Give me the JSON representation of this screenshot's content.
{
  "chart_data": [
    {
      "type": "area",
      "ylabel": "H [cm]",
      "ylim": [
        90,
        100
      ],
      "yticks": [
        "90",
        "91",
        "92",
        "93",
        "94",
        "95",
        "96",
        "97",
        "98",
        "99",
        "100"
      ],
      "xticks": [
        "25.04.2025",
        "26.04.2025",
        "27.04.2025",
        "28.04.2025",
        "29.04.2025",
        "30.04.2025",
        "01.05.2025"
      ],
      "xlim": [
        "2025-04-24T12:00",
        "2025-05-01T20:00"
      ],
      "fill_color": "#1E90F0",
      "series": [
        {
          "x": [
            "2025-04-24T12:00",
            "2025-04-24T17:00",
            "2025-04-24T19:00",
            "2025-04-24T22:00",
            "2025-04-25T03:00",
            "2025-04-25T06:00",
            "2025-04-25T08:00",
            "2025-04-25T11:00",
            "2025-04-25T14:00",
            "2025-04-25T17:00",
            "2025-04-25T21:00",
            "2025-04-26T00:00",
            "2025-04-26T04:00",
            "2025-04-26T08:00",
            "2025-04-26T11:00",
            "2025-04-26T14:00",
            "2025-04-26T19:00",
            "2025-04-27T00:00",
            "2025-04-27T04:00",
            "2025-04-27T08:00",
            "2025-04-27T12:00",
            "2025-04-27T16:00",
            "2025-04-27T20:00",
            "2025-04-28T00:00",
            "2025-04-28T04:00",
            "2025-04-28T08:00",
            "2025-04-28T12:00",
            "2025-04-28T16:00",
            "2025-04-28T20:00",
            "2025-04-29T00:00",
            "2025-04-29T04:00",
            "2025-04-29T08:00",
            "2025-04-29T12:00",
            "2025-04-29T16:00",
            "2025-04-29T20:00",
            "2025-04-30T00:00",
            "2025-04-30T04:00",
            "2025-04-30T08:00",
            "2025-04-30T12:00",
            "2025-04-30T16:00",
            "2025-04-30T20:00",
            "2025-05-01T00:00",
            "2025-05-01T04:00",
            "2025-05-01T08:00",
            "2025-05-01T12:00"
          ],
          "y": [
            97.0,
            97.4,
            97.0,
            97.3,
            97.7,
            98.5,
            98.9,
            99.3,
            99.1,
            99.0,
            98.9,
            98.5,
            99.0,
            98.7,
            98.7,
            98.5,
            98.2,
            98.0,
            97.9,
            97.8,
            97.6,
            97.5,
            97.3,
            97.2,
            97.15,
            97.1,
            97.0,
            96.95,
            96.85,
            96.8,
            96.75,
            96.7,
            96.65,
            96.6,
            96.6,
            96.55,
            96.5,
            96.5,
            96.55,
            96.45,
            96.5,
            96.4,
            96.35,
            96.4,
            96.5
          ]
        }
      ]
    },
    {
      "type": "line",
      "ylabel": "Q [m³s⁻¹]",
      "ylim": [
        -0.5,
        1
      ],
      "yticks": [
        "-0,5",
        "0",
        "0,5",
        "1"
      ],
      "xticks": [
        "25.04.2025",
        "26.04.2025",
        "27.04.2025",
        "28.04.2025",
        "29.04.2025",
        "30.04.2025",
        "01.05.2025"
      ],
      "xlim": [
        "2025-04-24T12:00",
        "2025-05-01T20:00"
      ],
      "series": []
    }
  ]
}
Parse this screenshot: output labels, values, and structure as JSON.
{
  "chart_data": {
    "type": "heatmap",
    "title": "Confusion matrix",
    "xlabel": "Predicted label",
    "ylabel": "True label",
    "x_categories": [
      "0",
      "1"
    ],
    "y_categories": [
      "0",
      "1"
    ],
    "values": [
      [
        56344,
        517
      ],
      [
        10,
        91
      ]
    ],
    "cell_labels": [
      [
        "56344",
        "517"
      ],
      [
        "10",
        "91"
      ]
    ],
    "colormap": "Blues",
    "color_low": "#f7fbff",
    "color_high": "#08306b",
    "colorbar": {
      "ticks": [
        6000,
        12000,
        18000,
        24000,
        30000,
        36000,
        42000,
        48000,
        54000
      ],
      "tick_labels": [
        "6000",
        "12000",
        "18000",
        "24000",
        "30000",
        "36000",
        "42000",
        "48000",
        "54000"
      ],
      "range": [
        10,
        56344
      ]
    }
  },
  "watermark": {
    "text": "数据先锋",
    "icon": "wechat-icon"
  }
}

_WHAT IS REQUIRED:_
Each of the records should be retyped exactly.

_PROBLEM SOLUTION:_
Give me the JSON representation of this screenshot's content.
{
  "chart_data": [
    {
      "type": "area",
      "ylabel": "H [cm]",
      "ylim": [
        90,
        100
      ],
      "yticks": [
        "90",
        "91",
        "92",
        "93",
        "94",
        "95",
        "96",
        "97",
        "98",
        "99",
        "100"
      ],
      "xticks": [
        "25.04.2025",
        "26.04.2025",
        "27.04.2025",
        "28.04.2025",
        "29.04.2025",
        "30.04.2025",
        "01.05.2025"
      ],
      "xlim": [
        "2025-04-24T12:00",
        "2025-05-01T20:00"
      ],
      "fill_color": "#1E90F0",
      "series": [
        {
          "x": [
            "2025-04-24T12:00",
            "2025-04-24T17:00",
            "2025-04-24T19:00",
            "2025-04-24T22:00",
            "2025-04-25T03:00",
            "2025-04-25T06:00",
            "2025-04-25T08:00",
            "2025-04-25T11:00",
            "2025-04-25T14:00",
            "2025-04-25T17:00",
            "2025-04-25T21:00",
            "2025-04-26T00:00",
            "2025-04-26T04:00",
            "2025-04-26T08:00",
            "2025-04-26T11:00",
            "2025-04-26T14:00",
            "2025-04-26T19:00",
            "2025-04-27T00:00",
            "2025-04-27T04:00",
            "2025-04-27T08:00",
            "2025-04-27T12:00",
            "2025-04-27T16:00",
            "2025-04-27T20:00",
            "2025-04-28T00:00",
            "2025-04-28T04:00",
            "2025-04-28T08:00",
            "2025-04-28T12:00",
            "2025-04-28T16:00",
            "2025-04-28T20:00",
            "2025-04-29T00:00",
            "2025-04-29T04:00",
            "2025-04-29T08:00",
            "2025-04-29T12:00",
            "2025-04-29T16:00",
            "2025-04-29T20:00",
            "2025-04-30T00:00",
            "2025-04-30T04:00",
            "2025-04-30T08:00",
            "2025-04-30T12:00",
            "2025-04-30T16:00",
            "2025-04-30T20:00",
            "2025-05-01T00:00",
            "2025-05-01T04:00",
            "2025-05-01T08:00",
            "2025-05-01T12:00"
          ],
          "y": [
            97.0,
            97.4,
            97.0,
            97.3,
            97.7,
            98.5,
            98.9,
            99.3,
            99.1,
            99.0,
            98.9,
            98.5,
            99.0,
            98.7,
            98.7,
            98.5,
            98.2,
            98.0,
            97.9,
            97.8,
            97.6,
            97.5,
            97.3,
            97.2,
            97.15,
            97.1,
            97.0,
            96.95,
            96.85,
            96.8,
            96.75,
            96.7,
            96.65,
            96.6,
            96.6,
            96.55,
            96.5,
            96.5,
            96.55,
            96.45,
            96.5,
            96.4,
            96.35,
            96.4,
            96.5
          ]
        }
      ]
    },
    {
      "type": "line",
      "ylabel": "Q [m³s⁻¹]",
      "ylim": [
        -0.5,
        1
      ],
      "yticks": [
        "-0,5",
        "0",
        "0,5",
        "1"
      ],
      "xticks": [
        "25.04.2025",
        "26.04.2025",
        "27.04.2025",
        "28.04.2025",
        "29.04.2025",
        "30.04.2025",
        "01.05.2025"
      ],
      "xlim": [
        "2025-04-24T12:00",
        "2025-05-01T20:00"
      ],
      "series": []
    }
  ]
}
Parse this screenshot: output labels, values, and structure as JSON.
{
  "chart_data": {
    "type": "heatmap",
    "title": "Confusion matrix",
    "xlabel": "Predicted label",
    "ylabel": "True label",
    "x_categories": [
      "0",
      "1"
    ],
    "y_categories": [
      "0",
      "1"
    ],
    "values": [
      [
        56344,
        517
      ],
      [
        10,
        91
      ]
    ],
    "cell_labels": [
      [
        "56344",
        "517"
      ],
      [
        "10",
        "91"
      ]
    ],
    "colormap": "Blues",
    "color_low": "#f7fbff",
    "color_high": "#08306b",
    "colorbar": {
      "ticks": [
        6000,
        12000,
        18000,
        24000,
        30000,
        36000,
        42000,
        48000,
        54000
      ],
      "tick_labels": [
        "6000",
        "12000",
        "18000",
        "24000",
        "30000",
        "36000",
        "42000",
        "48000",
        "54000"
      ],
      "range": [
        10,
        56344
      ]
    }
  },
  "watermark": {
    "text": "数据先锋",
    "icon": "wechat-icon"
  }
}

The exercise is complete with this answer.